__AIM OF THE EXERCISE__: Retype every entry word for word.

#### ROWS ####

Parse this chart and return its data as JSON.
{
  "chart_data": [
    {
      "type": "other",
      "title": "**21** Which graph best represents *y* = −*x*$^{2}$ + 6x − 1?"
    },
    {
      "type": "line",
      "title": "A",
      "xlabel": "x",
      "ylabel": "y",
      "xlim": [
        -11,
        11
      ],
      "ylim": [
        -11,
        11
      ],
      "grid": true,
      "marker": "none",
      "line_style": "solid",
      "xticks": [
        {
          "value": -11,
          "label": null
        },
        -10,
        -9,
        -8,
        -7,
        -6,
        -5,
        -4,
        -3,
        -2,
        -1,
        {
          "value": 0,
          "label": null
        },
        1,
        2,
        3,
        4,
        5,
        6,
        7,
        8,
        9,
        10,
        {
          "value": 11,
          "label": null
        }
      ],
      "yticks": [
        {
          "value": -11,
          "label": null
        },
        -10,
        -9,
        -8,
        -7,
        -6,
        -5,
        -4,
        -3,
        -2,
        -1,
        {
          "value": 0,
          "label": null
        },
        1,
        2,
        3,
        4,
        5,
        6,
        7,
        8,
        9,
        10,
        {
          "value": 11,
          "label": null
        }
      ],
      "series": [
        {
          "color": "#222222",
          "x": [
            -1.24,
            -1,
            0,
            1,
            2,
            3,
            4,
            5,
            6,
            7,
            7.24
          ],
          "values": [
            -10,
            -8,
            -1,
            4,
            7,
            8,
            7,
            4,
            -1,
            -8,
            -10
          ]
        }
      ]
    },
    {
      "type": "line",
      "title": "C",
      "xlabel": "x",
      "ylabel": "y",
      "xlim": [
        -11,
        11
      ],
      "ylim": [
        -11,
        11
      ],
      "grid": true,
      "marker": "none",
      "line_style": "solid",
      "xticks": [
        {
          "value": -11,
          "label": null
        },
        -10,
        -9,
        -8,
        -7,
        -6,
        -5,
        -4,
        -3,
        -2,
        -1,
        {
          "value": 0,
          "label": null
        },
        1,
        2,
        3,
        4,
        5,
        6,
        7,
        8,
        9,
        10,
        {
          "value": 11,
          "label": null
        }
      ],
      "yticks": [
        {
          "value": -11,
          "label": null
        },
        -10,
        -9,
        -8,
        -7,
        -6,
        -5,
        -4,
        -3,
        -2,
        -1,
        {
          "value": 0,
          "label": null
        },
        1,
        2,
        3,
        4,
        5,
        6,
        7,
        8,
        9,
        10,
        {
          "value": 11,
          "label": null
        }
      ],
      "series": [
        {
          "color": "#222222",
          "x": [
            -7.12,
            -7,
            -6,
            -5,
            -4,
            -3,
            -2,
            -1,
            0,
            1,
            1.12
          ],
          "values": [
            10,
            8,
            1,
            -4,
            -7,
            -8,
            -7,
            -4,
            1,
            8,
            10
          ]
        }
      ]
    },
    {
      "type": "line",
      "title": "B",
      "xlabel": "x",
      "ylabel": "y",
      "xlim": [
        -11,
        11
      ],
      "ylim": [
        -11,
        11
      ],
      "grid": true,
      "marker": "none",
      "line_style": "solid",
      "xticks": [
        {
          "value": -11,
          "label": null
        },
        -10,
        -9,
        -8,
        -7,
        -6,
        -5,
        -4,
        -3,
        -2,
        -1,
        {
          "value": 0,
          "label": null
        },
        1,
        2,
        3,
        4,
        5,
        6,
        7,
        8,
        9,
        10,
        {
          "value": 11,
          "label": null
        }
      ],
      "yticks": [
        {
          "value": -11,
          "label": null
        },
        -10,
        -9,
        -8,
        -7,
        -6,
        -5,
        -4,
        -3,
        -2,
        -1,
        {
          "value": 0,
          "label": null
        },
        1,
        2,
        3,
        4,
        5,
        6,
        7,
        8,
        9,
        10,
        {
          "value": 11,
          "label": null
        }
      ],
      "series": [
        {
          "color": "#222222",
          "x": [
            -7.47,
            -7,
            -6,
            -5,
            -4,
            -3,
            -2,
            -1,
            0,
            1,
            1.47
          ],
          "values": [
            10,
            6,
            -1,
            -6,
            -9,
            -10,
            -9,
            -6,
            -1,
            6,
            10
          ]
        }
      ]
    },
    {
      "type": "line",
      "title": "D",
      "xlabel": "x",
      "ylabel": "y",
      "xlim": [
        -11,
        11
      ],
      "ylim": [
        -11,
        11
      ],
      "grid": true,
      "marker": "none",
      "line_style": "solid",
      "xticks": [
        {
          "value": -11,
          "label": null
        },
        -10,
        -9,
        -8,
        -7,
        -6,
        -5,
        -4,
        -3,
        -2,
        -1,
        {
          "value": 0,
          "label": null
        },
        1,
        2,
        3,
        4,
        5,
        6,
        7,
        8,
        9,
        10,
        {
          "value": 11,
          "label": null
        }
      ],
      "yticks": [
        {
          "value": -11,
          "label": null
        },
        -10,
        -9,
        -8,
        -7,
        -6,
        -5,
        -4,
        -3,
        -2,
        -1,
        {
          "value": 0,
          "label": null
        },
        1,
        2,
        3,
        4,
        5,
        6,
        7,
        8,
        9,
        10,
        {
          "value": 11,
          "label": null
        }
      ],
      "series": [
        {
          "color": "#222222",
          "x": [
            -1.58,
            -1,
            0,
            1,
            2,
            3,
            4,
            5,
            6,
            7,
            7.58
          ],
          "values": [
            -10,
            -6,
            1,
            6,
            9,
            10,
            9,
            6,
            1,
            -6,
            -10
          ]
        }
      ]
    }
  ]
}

####

__FINAL ANSWER__:
Parse this chart and return its data as JSON.
{
  "chart_data": [
    {
      "type": "other",
      "title": "**21** Which graph best represents *y* = −*x*$^{2}$ + 6x − 1?"
    },
    {
      "type": "line",
      "title": "A",
      "xlabel": "x",
      "ylabel": "y",
      "xlim": [
        -11,
        11
      ],
      "ylim": [
        -11,
        11
      ],
      "grid": true,
      "marker": "none",
      "line_style": "solid",
      "xticks": [
        {
          "value": -11,
          "label": null
        },
        -10,
        -9,
        -8,
        -7,
        -6,
        -5,
        -4,
        -3,
        -2,
        -1,
        {
          "value": 0,
          "label": null
        },
        1,
        2,
        3,
        4,
        5,
        6,
        7,
        8,
        9,
        10,
        {
          "value": 11,
          "label": null
        }
      ],
      "yticks": [
        {
          "value": -11,
          "label": null
        },
        -10,
        -9,
        -8,
        -7,
        -6,
        -5,
        -4,
        -3,
        -2,
        -1,
        {
          "value": 0,
          "label": null
        },
        1,
        2,
        3,
        4,
        5,
        6,
        7,
        8,
        9,
        10,
        {
          "value": 11,
          "label": null
        }
      ],
      "series": [
        {
          "color": "#222222",
          "x": [
            -1.24,
            -1,
            0,
            1,
            2,
            3,
            4,
            5,
            6,
            7,
            7.24
          ],
          "values": [
            -10,
            -8,
            -1,
            4,
            7,
            8,
            7,
            4,
            -1,
            -8,
            -10
          ]
        }
      ]
    },
    {
      "type": "line",
      "title": "C",
      "xlabel": "x",
      "ylabel": "y",
      "xlim": [
        -11,
        11
      ],
      "ylim": [
        -11,
        11
      ],
      "grid": true,
      "marker": "none",
      "line_style": "solid",
      "xticks": [
        {
          "value": -11,
          "label": null
        },
        -10,
        -9,
        -8,
        -7,
        -6,
        -5,
        -4,
        -3,
        -2,
        -1,
        {
          "value": 0,
          "label": null
        },
        1,
        2,
        3,
        4,
        5,
        6,
        7,
        8,
        9,
        10,
        {
          "value": 11,
          "label": null
        }
      ],
      "yticks": [
        {
          "value": -11,
          "label": null
        },
        -10,
        -9,
        -8,
        -7,
        -6,
        -5,
        -4,
        -3,
        -2,
        -1,
        {
          "value": 0,
          "label": null
        },
        1,
        2,
        3,
        4,
        5,
        6,
        7,
        8,
        9,
        10,
        {
          "value": 11,
          "label": null
        }
      ],
      "series": [
        {
          "color": "#222222",
          "x": [
            -7.12,
            -7,
            -6,
            -5,
            -4,
            -3,
            -2,
            -1,
            0,
            1,
            1.12
          ],
          "values": [
            10,
            8,
            1,
            -4,
            -7,
            -8,
            -7,
            -4,
            1,
            8,
            10
          ]
        }
      ]
    },
    {
      "type": "line",
      "title": "B",
      "xlabel": "x",
      "ylabel": "y",
      "xlim": [
        -11,
        11
      ],
      "ylim": [
        -11,
        11
      ],
      "grid": true,
      "marker": "none",
      "line_style": "solid",
      "xticks": [
        {
          "value": -11,
          "label": null
        },
        -10,
        -9,
        -8,
        -7,
        -6,
        -5,
        -4,
        -3,
        -2,
        -1,
        {
          "value": 0,
          "label": null
        },
        1,
        2,
        3,
        4,
        5,
        6,
        7,
        8,
        9,
        10,
        {
          "value": 11,
          "label": null
        }
      ],
      "yticks": [
        {
          "value": -11,
          "label": null
        },
        -10,
        -9,
        -8,
        -7,
        -6,
        -5,
        -4,
        -3,
        -2,
        -1,
        {
          "value": 0,
          "label": null
        },
        1,
        2,
        3,
        4,
        5,
        6,
        7,
        8,
        9,
        10,
        {
          "value": 11,
          "label": null
        }
      ],
      "series": [
        {
          "color": "#222222",
          "x": [
            -7.47,
            -7,
            -6,
            -5,
            -4,
            -3,
            -2,
            -1,
            0,
            1,
            1.47
          ],
          "values": [
            10,
            6,
            -1,
            -6,
            -9,
            -10,
            -9,
            -6,
            -1,
            6,
            10
          ]
        }
      ]
    },
    {
      "type": "line",
      "title": "D",
      "xlabel": "x",
      "ylabel": "y",
      "xlim": [
        -11,
        11
      ],
      "ylim": [
        -11,
        11
      ],
      "grid": true,
      "marker": "none",
      "line_style": "solid",
      "xticks": [
        {
          "value": -11,
          "label": null
        },
        -10,
        -9,
        -8,
        -7,
        -6,
        -5,
        -4,
        -3,
        -2,
        -1,
        {
          "value": 0,
          "label": null
        },
        1,
        2,
        3,
        4,
        5,
        6,
        7,
        8,
        9,
        10,
        {
          "value": 11,
          "label": null
        }
      ],
      "yticks": [
        {
          "value": -11,
          "label": null
        },
        -10,
        -9,
        -8,
        -7,
        -6,
        -5,
        -4,
        -3,
        -2,
        -1,
        {
          "value": 0,
          "label": null
        },
        1,
        2,
        3,
        4,
        5,
        6,
        7,
        8,
        9,
        10,
        {
          "value": 11,
          "label": null
        }
      ],
      "series": [
        {
          "color": "#222222",
          "x": [
            -1.58,
            -1,
            0,
            1,
            2,
            3,
            4,
            5,
            6,
            7,
            7.58
          ],
          "values": [
            -10,
            -6,
            1,
            6,
            9,
            10,
            9,
            6,
            1,
            -6,
            -10
          ]
        }
      ]
    }
  ]
}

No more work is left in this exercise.